Figure contents as structured data
════════════════════
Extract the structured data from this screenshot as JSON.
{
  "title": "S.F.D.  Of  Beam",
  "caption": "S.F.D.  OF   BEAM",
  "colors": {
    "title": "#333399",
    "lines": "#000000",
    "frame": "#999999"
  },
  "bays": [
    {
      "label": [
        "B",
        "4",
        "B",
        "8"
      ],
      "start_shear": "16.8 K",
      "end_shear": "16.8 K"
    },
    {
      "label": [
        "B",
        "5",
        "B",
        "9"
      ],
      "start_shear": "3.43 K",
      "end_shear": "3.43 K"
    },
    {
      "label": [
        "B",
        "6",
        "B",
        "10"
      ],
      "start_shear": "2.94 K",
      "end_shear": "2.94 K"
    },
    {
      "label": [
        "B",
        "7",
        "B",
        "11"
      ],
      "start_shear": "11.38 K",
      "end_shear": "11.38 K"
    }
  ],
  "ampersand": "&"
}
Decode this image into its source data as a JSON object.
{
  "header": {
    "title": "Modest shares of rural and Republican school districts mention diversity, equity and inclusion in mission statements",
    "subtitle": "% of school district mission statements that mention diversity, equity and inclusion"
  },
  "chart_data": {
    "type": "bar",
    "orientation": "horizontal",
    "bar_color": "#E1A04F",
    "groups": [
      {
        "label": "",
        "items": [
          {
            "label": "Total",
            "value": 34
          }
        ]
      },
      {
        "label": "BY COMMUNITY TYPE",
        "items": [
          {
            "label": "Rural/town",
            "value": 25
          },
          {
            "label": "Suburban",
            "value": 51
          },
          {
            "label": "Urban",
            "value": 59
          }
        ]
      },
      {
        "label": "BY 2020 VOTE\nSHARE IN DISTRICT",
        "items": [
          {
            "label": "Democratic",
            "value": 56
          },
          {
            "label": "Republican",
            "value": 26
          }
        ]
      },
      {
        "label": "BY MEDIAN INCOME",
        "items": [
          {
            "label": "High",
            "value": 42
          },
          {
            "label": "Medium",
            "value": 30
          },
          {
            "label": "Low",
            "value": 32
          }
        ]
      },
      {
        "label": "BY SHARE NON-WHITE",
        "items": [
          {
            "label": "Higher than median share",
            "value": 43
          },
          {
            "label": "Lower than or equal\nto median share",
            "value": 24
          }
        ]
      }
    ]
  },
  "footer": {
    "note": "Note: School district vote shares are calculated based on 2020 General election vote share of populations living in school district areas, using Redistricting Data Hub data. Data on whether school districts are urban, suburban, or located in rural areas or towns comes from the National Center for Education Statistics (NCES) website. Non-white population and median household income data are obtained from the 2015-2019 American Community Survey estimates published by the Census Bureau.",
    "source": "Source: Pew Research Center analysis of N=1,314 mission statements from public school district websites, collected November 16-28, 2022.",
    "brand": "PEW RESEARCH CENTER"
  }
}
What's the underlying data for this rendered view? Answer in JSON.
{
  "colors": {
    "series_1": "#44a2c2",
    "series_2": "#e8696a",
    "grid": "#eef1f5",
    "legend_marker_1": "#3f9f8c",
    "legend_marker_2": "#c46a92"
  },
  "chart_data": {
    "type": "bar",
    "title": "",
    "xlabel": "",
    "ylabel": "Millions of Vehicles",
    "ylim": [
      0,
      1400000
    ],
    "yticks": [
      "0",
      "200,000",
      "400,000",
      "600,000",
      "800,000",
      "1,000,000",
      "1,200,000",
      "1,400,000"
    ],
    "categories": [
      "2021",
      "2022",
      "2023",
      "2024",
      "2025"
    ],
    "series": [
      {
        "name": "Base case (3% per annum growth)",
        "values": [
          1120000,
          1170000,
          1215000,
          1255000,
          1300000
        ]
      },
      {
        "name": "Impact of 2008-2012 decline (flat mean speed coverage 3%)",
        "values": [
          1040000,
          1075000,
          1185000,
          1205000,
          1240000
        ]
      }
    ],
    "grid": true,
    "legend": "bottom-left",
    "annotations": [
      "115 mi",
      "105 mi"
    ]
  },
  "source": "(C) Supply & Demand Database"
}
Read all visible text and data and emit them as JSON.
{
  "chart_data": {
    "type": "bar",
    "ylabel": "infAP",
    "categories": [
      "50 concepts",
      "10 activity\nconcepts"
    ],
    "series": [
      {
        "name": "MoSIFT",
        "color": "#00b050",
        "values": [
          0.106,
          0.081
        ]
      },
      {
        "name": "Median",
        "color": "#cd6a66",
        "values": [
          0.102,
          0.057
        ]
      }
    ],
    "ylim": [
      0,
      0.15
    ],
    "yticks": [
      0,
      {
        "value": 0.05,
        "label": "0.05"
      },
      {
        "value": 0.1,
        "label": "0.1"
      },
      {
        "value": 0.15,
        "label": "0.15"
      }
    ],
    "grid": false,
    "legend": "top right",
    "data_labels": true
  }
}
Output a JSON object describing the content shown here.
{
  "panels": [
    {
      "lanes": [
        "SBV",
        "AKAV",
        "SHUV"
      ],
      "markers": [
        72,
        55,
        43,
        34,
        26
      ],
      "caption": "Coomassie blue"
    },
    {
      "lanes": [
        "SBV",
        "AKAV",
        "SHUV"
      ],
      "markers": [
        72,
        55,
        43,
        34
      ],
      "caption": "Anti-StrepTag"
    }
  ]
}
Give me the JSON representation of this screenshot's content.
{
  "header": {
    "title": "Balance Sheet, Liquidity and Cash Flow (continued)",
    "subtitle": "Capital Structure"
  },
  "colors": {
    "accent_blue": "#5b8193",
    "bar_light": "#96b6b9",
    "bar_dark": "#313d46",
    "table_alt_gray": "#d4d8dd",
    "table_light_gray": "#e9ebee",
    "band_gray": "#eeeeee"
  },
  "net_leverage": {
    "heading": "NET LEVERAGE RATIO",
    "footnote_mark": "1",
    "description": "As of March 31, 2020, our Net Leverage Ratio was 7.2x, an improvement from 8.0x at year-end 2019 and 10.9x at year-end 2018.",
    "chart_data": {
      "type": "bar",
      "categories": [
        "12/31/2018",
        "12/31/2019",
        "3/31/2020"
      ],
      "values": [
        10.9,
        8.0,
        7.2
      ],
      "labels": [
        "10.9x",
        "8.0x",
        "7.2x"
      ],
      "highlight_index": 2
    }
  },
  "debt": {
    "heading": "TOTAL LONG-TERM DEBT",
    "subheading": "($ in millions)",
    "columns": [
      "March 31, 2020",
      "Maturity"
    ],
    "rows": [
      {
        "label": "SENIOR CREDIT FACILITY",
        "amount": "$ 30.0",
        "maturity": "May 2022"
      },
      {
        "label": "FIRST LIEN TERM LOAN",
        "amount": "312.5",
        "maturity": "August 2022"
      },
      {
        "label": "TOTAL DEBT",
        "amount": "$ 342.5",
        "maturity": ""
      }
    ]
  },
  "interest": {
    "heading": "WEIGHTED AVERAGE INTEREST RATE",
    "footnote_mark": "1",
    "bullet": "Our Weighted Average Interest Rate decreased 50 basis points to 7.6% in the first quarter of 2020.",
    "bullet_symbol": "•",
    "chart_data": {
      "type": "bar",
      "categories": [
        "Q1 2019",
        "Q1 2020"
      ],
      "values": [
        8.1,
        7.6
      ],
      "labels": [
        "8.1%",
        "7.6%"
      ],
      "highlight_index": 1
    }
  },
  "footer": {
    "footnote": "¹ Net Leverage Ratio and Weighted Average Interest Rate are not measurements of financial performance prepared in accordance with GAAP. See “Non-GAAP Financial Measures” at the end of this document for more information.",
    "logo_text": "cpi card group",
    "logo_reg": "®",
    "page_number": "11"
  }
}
════════════════════
## [Given instruction]
Reproduce each record exactly, leaving nothing out.

## [Output for this task]
Extract the structured data from this screenshot as JSON.
{
  "title": "S.F.D.  Of  Beam",
  "caption": "S.F.D.  OF   BEAM",
  "colors": {
    "title": "#333399",
    "lines": "#000000",
    "frame": "#999999"
  },
  "bays": [
    {
      "label": [
        "B",
        "4",
        "B",
        "8"
      ],
      "start_shear": "16.8 K",
      "end_shear": "16.8 K"
    },
    {
      "label": [
        "B",
        "5",
        "B",
        "9"
      ],
      "start_shear": "3.43 K",
      "end_shear": "3.43 K"
    },
    {
      "label": [
        "B",
        "6",
        "B",
        "10"
      ],
      "start_shear": "2.94 K",
      "end_shear": "2.94 K"
    },
    {
      "label": [
        "B",
        "7",
        "B",
        "11"
      ],
      "start_shear": "11.38 K",
      "end_shear": "11.38 K"
    }
  ],
  "ampersand": "&"
}
Decode this image into its source data as a JSON object.
{
  "header": {
    "title": "Modest shares of rural and Republican school districts mention diversity, equity and inclusion in mission statements",
    "subtitle": "% of school district mission statements that mention diversity, equity and inclusion"
  },
  "chart_data": {
    "type": "bar",
    "orientation": "horizontal",
    "bar_color": "#E1A04F",
    "groups": [
      {
        "label": "",
        "items": [
          {
            "label": "Total",
            "value": 34
          }
        ]
      },
      {
        "label": "BY COMMUNITY TYPE",
        "items": [
          {
            "label": "Rural/town",
            "value": 25
          },
          {
            "label": "Suburban",
            "value": 51
          },
          {
            "label": "Urban",
            "value": 59
          }
        ]
      },
      {
        "label": "BY 2020 VOTE\nSHARE IN DISTRICT",
        "items": [
          {
            "label": "Democratic",
            "value": 56
          },
          {
            "label": "Republican",
            "value": 26
          }
        ]
      },
      {
        "label": "BY MEDIAN INCOME",
        "items": [
          {
            "label": "High",
            "value": 42
          },
          {
            "label": "Medium",
            "value": 30
          },
          {
            "label": "Low",
            "value": 32
          }
        ]
      },
      {
        "label": "BY SHARE NON-WHITE",
        "items": [
          {
            "label": "Higher than median share",
            "value": 43
          },
          {
            "label": "Lower than or equal\nto median share",
            "value": 24
          }
        ]
      }
    ]
  },
  "footer": {
    "note": "Note: School district vote shares are calculated based on 2020 General election vote share of populations living in school district areas, using Redistricting Data Hub data. Data on whether school districts are urban, suburban, or located in rural areas or towns comes from the National Center for Education Statistics (NCES) website. Non-white population and median household income data are obtained from the 2015-2019 American Community Survey estimates published by the Census Bureau.",
    "source": "Source: Pew Research Center analysis of N=1,314 mission statements from public school district websites, collected November 16-28, 2022.",
    "brand": "PEW RESEARCH CENTER"
  }
}
What's the underlying data for this rendered view? Answer in JSON.
{
  "colors": {
    "series_1": "#44a2c2",
    "series_2": "#e8696a",
    "grid": "#eef1f5",
    "legend_marker_1": "#3f9f8c",
    "legend_marker_2": "#c46a92"
  },
  "chart_data": {
    "type": "bar",
    "title": "",
    "xlabel": "",
    "ylabel": "Millions of Vehicles",
    "ylim": [
      0,
      1400000
    ],
    "yticks": [
      "0",
      "200,000",
      "400,000",
      "600,000",
      "800,000",
      "1,000,000",
      "1,200,000",
      "1,400,000"
    ],
    "categories": [
      "2021",
      "2022",
      "2023",
      "2024",
      "2025"
    ],
    "series": [
      {
        "name": "Base case (3% per annum growth)",
        "values": [
          1120000,
          1170000,
          1215000,
          1255000,
          1300000
        ]
      },
      {
        "name": "Impact of 2008-2012 decline (flat mean speed coverage 3%)",
        "values": [
          1040000,
          1075000,
          1185000,
          1205000,
          1240000
        ]
      }
    ],
    "grid": true,
    "legend": "bottom-left",
    "annotations": [
      "115 mi",
      "105 mi"
    ]
  },
  "source": "(C) Supply & Demand Database"
}
Read all visible text and data and emit them as JSON.
{
  "chart_data": {
    "type": "bar",
    "ylabel": "infAP",
    "categories": [
      "50 concepts",
      "10 activity\nconcepts"
    ],
    "series": [
      {
        "name": "MoSIFT",
        "color": "#00b050",
        "values": [
          0.106,
          0.081
        ]
      },
      {
        "name": "Median",
        "color": "#cd6a66",
        "values": [
          0.102,
          0.057
        ]
      }
    ],
    "ylim": [
      0,
      0.15
    ],
    "yticks": [
      0,
      {
        "value": 0.05,
        "label": "0.05"
      },
      {
        "value": 0.1,
        "label": "0.1"
      },
      {
        "value": 0.15,
        "label": "0.15"
      }
    ],
    "grid": false,
    "legend": "top right",
    "data_labels": true
  }
}
Output a JSON object describing the content shown here.
{
  "panels": [
    {
      "lanes": [
        "SBV",
        "AKAV",
        "SHUV"
      ],
      "markers": [
        72,
        55,
        43,
        34,
        26
      ],
      "caption": "Coomassie blue"
    },
    {
      "lanes": [
        "SBV",
        "AKAV",
        "SHUV"
      ],
      "markers": [
        72,
        55,
        43,
        34
      ],
      "caption": "Anti-StrepTag"
    }
  ]
}
Give me the JSON representation of this screenshot's content.
{
  "header": {
    "title": "Balance Sheet, Liquidity and Cash Flow (continued)",
    "subtitle": "Capital Structure"
  },
  "colors": {
    "accent_blue": "#5b8193",
    "bar_light": "#96b6b9",
    "bar_dark": "#313d46",
    "table_alt_gray": "#d4d8dd",
    "table_light_gray": "#e9ebee",
    "band_gray": "#eeeeee"
  },
  "net_leverage": {
    "heading": "NET LEVERAGE RATIO",
    "footnote_mark": "1",
    "description": "As of March 31, 2020, our Net Leverage Ratio was 7.2x, an improvement from 8.0x at year-end 2019 and 10.9x at year-end 2018.",
    "chart_data": {
      "type": "bar",
      "categories": [
        "12/31/2018",
        "12/31/2019",
        "3/31/2020"
      ],
      "values": [
        10.9,
        8.0,
        7.2
      ],
      "labels": [
        "10.9x",
        "8.0x",
        "7.2x"
      ],
      "highlight_index": 2
    }
  },
  "debt": {
    "heading": "TOTAL LONG-TERM DEBT",
    "subheading": "($ in millions)",
    "columns": [
      "March 31, 2020",
      "Maturity"
    ],
    "rows": [
      {
        "label": "SENIOR CREDIT FACILITY",
        "amount": "$ 30.0",
        "maturity": "May 2022"
      },
      {
        "label": "FIRST LIEN TERM LOAN",
        "amount": "312.5",
        "maturity": "August 2022"
      },
      {
        "label": "TOTAL DEBT",
        "amount": "$ 342.5",
        "maturity": ""
      }
    ]
  },
  "interest": {
    "heading": "WEIGHTED AVERAGE INTEREST RATE",
    "footnote_mark": "1",
    "bullet": "Our Weighted Average Interest Rate decreased 50 basis points to 7.6% in the first quarter of 2020.",
    "bullet_symbol": "•",
    "chart_data": {
      "type": "bar",
      "categories": [
        "Q1 2019",
        "Q1 2020"
      ],
      "values": [
        8.1,
        7.6
      ],
      "labels": [
        "8.1%",
        "7.6%"
      ],
      "highlight_index": 1
    }
  },
  "footer": {
    "footnote": "¹ Net Leverage Ratio and Weighted Average Interest Rate are not measurements of financial performance prepared in accordance with GAAP. See “Non-GAAP Financial Measures” at the end of this document for more information.",
    "logo_text": "cpi card group",
    "logo_reg": "®",
    "page_number": "11"
  }
}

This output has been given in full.